» The task
Using the records below, locate all lines containing "diagram" and return them.

>>>>>

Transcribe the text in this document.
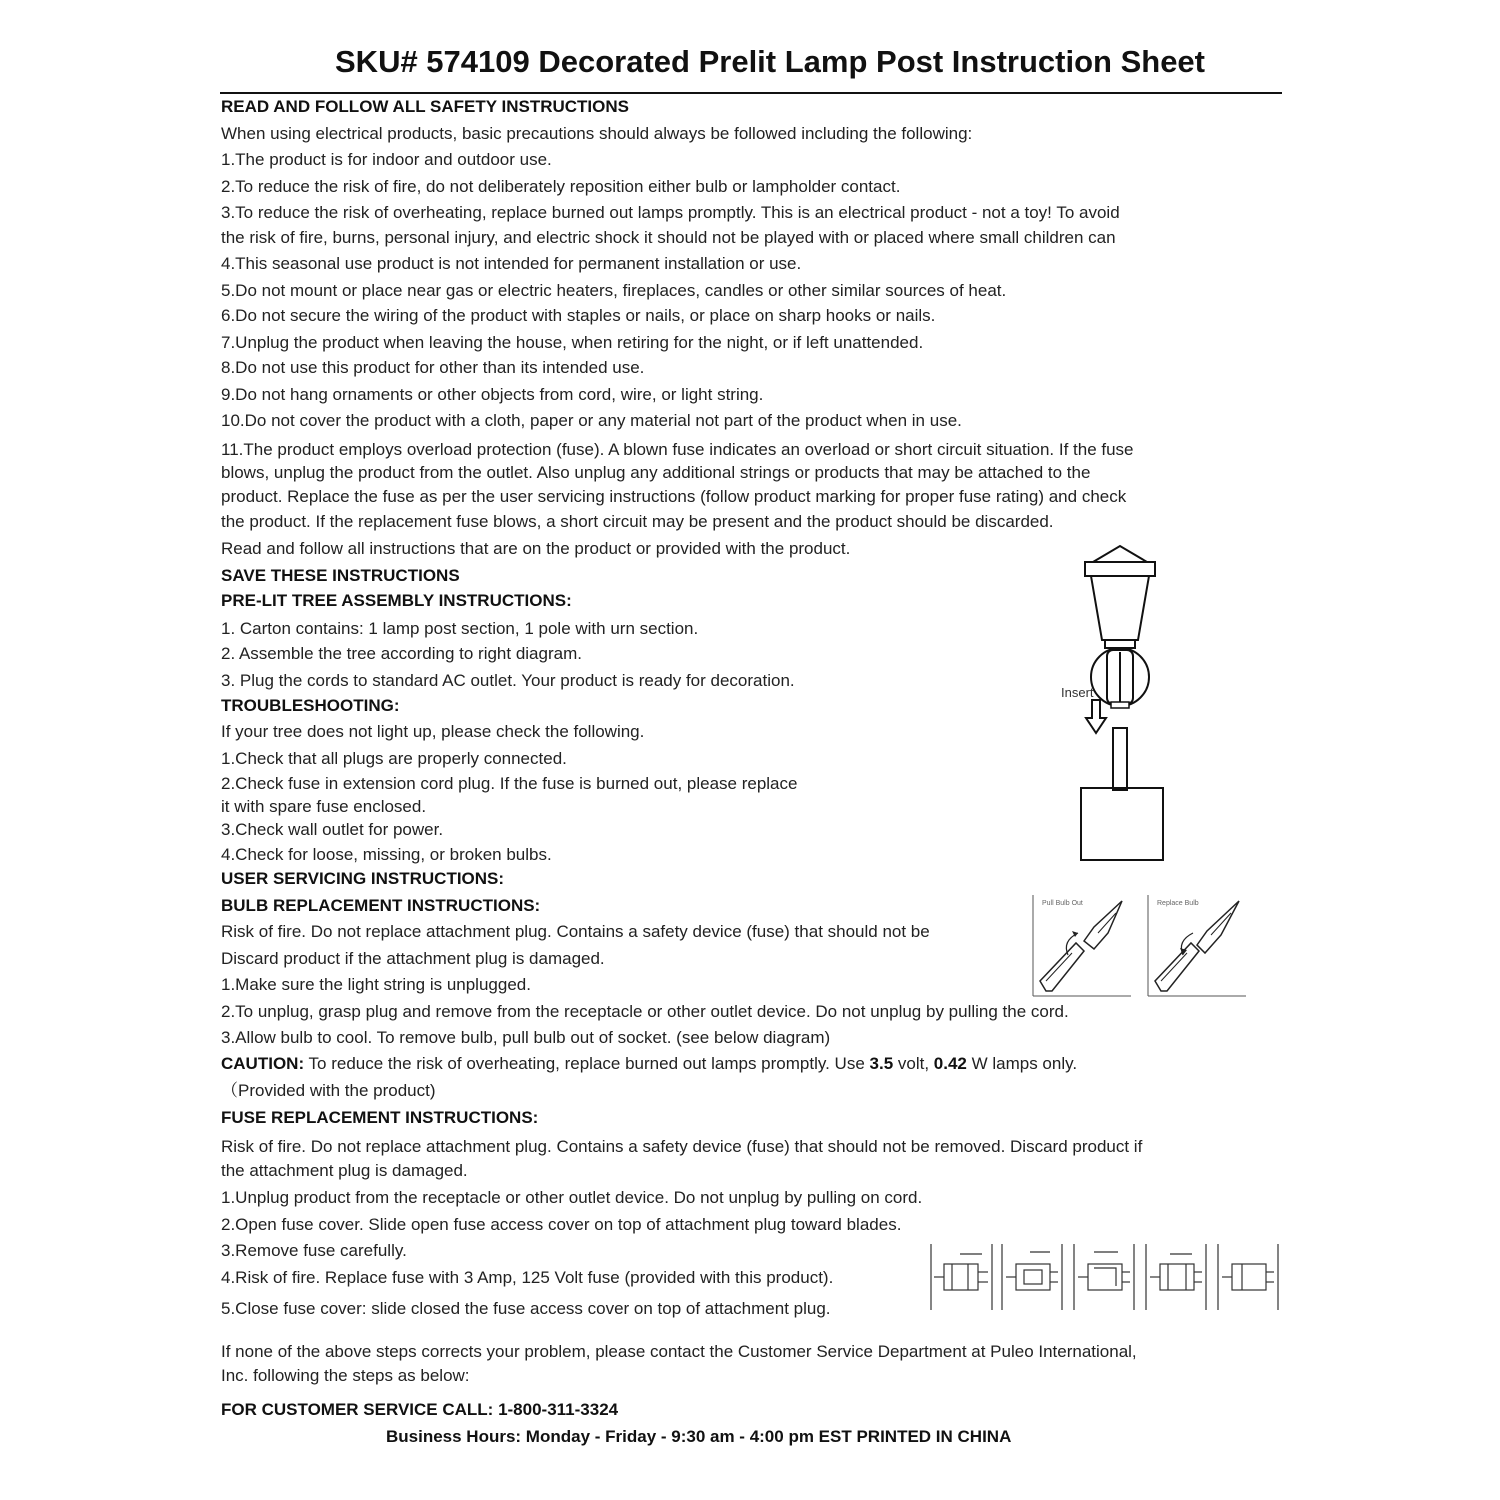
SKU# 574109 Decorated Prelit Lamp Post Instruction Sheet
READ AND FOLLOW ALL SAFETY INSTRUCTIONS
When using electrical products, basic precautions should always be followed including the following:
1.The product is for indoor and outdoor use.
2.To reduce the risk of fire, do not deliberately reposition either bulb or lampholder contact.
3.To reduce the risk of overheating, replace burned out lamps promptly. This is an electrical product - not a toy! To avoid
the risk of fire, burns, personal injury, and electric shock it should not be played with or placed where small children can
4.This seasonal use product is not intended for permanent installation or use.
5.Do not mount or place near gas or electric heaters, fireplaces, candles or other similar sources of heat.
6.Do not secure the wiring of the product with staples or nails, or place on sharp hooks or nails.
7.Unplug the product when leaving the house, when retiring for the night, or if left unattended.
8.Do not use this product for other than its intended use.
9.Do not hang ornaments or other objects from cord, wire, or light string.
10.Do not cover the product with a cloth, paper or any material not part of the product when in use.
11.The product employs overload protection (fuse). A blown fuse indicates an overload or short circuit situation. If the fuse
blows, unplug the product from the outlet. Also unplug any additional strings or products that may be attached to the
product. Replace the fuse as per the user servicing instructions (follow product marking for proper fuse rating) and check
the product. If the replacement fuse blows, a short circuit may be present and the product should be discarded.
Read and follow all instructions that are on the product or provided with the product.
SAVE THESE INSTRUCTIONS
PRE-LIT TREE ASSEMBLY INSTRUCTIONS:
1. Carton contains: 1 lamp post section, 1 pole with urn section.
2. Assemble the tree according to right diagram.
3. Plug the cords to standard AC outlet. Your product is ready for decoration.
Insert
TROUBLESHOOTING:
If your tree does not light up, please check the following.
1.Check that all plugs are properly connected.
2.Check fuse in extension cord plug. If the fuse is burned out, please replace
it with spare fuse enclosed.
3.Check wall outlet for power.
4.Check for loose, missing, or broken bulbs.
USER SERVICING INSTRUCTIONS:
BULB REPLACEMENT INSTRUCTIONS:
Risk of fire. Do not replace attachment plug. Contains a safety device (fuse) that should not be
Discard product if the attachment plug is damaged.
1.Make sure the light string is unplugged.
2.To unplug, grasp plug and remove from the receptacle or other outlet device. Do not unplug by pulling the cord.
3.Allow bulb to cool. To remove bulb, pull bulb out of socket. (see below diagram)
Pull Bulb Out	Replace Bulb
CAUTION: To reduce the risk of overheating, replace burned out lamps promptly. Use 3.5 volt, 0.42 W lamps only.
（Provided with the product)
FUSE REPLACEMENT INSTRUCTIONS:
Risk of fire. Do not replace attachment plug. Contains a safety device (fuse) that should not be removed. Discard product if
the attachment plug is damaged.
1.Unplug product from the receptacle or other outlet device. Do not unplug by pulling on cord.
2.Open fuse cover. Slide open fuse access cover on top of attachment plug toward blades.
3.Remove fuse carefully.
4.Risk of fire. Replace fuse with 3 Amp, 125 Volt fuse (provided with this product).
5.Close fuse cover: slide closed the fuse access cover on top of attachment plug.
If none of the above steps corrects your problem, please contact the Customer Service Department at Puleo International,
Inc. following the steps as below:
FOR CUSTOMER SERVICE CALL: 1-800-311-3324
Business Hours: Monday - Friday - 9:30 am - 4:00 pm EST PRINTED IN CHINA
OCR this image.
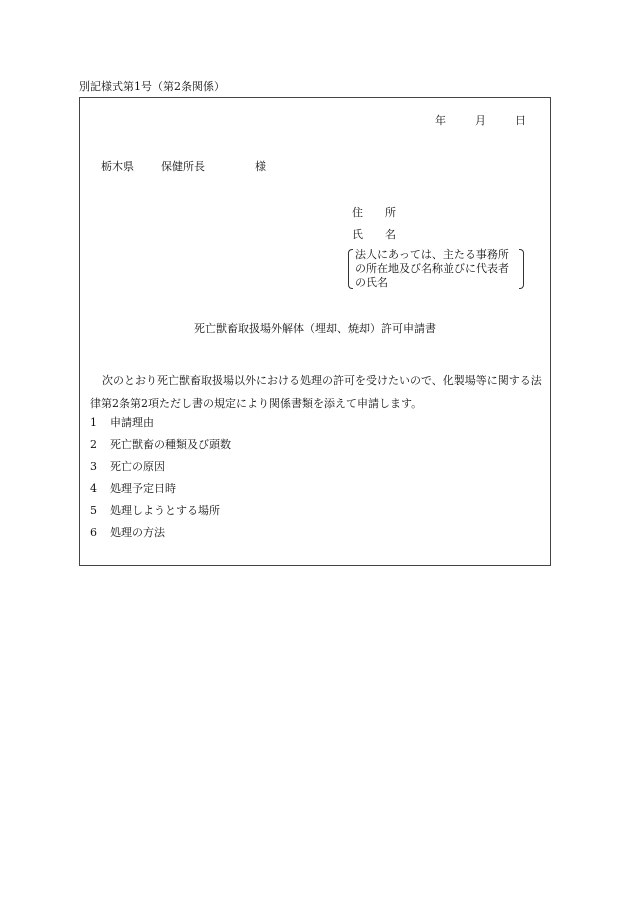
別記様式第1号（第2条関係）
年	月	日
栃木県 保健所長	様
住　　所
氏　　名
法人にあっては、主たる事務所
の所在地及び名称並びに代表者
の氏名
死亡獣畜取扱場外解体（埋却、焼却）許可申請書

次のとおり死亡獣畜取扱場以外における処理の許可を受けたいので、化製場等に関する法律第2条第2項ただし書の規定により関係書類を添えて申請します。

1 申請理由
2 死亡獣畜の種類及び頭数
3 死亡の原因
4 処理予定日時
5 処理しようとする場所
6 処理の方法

<<<<<

» In response
2. Assemble the tree according to right diagram.
3.Allow bulb to cool. To remove bulb, pull bulb out of socket. (see below diagram)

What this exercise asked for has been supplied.